> [Do this] Going through the material below, please gather all lines with the word "uchun" in them.

> [Supplied material]
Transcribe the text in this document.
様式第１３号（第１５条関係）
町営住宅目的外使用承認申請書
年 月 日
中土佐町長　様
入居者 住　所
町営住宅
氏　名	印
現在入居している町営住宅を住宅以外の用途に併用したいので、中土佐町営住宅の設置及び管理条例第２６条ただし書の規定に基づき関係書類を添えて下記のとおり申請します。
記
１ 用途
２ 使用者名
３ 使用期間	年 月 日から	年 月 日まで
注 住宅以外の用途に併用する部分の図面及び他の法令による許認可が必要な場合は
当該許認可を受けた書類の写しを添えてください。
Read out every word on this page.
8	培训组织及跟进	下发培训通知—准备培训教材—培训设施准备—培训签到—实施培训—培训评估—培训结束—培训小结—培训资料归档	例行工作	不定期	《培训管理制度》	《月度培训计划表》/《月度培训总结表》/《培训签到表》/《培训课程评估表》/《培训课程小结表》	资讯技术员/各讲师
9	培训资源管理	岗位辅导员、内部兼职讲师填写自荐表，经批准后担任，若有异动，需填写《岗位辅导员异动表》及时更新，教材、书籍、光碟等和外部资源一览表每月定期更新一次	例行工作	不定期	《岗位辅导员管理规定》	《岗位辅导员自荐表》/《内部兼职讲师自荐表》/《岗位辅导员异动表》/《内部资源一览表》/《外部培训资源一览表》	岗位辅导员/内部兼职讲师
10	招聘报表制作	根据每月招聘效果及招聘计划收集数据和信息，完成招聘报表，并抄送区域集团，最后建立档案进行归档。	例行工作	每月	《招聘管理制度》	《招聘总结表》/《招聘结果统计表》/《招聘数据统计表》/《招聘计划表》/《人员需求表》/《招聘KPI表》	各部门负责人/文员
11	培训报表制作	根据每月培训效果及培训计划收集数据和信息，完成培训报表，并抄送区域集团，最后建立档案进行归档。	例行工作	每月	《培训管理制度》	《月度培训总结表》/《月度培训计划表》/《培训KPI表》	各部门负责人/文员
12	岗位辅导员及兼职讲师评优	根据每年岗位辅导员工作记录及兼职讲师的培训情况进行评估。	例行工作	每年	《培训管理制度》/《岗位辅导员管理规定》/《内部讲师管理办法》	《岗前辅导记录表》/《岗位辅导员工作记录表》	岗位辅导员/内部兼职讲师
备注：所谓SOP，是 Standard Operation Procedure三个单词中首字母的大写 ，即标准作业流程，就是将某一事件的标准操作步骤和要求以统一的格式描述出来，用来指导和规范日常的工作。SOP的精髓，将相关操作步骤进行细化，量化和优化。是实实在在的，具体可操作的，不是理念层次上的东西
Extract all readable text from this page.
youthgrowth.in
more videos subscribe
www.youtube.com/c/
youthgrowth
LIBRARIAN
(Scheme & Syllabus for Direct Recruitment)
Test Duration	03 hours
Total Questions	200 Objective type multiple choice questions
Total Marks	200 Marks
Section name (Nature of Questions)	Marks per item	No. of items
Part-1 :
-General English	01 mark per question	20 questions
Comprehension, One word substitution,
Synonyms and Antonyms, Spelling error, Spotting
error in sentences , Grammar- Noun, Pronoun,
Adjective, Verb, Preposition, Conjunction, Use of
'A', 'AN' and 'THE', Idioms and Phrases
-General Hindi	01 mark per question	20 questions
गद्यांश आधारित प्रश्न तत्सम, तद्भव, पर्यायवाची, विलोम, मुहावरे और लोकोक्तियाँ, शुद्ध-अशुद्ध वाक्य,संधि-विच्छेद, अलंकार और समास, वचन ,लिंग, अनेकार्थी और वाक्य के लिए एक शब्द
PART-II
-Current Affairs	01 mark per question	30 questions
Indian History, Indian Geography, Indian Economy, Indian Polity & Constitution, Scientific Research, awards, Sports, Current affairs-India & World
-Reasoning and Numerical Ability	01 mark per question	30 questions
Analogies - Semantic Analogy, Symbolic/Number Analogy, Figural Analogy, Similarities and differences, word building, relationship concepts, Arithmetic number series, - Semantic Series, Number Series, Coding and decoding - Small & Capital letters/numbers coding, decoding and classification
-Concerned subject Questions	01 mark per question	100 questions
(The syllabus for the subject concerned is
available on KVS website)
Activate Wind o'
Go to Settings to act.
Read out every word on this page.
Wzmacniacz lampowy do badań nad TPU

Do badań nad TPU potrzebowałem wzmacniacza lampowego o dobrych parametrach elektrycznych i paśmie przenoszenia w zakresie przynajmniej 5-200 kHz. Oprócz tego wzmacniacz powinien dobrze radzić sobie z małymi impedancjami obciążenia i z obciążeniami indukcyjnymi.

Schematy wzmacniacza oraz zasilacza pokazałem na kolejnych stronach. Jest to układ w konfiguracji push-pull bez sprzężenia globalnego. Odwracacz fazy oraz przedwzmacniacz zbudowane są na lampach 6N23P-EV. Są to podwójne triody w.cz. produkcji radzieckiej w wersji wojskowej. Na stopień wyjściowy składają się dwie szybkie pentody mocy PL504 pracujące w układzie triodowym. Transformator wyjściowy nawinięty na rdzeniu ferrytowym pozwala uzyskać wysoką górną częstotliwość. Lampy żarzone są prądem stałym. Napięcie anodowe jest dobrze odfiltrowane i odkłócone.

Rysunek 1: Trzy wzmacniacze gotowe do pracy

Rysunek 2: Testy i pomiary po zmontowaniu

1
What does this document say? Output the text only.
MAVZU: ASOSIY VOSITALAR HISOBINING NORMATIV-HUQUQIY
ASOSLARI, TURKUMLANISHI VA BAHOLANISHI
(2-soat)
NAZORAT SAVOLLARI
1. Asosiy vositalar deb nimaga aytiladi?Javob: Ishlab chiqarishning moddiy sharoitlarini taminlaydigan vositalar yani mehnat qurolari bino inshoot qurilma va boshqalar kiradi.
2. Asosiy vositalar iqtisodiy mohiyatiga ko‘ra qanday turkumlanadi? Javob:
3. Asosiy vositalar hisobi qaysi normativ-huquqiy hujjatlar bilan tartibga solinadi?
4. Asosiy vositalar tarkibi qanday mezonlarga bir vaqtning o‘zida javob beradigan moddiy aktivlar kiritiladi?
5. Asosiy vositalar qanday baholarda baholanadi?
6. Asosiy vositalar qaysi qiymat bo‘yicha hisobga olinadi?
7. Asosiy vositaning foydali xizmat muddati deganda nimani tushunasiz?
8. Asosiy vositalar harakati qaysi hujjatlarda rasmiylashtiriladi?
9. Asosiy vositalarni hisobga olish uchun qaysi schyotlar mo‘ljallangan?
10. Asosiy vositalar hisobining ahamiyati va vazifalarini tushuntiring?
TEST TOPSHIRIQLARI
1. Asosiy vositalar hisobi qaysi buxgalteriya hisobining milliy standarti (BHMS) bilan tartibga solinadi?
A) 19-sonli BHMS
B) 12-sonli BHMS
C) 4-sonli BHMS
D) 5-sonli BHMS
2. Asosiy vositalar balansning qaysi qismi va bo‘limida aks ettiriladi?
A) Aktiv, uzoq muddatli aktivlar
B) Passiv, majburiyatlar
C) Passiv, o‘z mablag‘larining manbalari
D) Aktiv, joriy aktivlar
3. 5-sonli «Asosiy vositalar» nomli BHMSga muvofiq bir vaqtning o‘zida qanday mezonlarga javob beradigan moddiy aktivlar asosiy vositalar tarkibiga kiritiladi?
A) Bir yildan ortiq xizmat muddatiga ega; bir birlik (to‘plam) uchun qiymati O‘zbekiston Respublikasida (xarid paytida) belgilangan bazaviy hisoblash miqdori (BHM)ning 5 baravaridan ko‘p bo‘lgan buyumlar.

> [Answer for the task]
9. Asosiy vositalarni hisobga olish uchun qaysi schyotlar mo‘ljallangan?
A) Bir yildan ortiq xizmat muddatiga ega; bir birlik (to‘plam) uchun qiymati O‘zbekiston Respublikasida (xarid paytida) belgilangan bazaviy hisoblash miqdori (BHM)ning 5 baravaridan ko‘p bo‘lgan buyumlar.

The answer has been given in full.